— START Data to process —

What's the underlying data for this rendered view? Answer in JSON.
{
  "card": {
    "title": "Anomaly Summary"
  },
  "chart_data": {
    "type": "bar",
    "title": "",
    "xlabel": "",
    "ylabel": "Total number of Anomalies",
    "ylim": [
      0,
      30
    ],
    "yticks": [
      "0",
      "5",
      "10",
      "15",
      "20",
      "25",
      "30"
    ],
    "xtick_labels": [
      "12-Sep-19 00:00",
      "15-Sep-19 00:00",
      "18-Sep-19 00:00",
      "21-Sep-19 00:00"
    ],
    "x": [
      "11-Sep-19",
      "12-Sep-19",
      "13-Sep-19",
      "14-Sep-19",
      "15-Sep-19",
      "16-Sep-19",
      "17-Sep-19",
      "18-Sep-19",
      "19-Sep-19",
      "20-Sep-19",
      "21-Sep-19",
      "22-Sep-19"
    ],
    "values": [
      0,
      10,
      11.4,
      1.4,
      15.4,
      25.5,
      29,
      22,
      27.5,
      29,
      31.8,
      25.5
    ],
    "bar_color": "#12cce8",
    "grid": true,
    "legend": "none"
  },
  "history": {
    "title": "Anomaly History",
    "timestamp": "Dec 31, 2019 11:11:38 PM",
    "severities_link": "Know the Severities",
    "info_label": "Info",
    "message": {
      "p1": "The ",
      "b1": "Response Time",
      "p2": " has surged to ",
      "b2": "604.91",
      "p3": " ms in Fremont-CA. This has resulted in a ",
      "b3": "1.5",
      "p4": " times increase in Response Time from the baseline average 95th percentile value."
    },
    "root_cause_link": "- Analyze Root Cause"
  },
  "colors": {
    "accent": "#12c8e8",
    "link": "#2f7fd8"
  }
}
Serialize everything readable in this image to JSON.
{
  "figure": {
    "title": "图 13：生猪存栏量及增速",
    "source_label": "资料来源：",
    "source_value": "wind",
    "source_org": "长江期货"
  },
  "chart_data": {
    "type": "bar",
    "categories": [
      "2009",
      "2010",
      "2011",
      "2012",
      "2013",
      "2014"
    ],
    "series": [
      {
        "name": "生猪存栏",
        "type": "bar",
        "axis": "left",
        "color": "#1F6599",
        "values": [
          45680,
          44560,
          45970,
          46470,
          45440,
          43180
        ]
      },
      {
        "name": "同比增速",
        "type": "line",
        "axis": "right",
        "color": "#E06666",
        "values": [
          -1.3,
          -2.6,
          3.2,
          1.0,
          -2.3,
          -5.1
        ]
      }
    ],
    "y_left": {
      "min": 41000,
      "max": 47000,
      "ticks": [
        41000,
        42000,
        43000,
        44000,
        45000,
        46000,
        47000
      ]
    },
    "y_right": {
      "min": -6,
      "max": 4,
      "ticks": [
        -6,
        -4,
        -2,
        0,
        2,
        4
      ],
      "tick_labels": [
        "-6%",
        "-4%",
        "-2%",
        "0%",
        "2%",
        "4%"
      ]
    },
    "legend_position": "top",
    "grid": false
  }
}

— END Data to process —

> **Your instructions**:
Scan the data for the word "Anomaly" and copy every line where it shows up.

> **Solved problem**:
    "title": "Anomaly Summary"
    "title": "Anomaly History",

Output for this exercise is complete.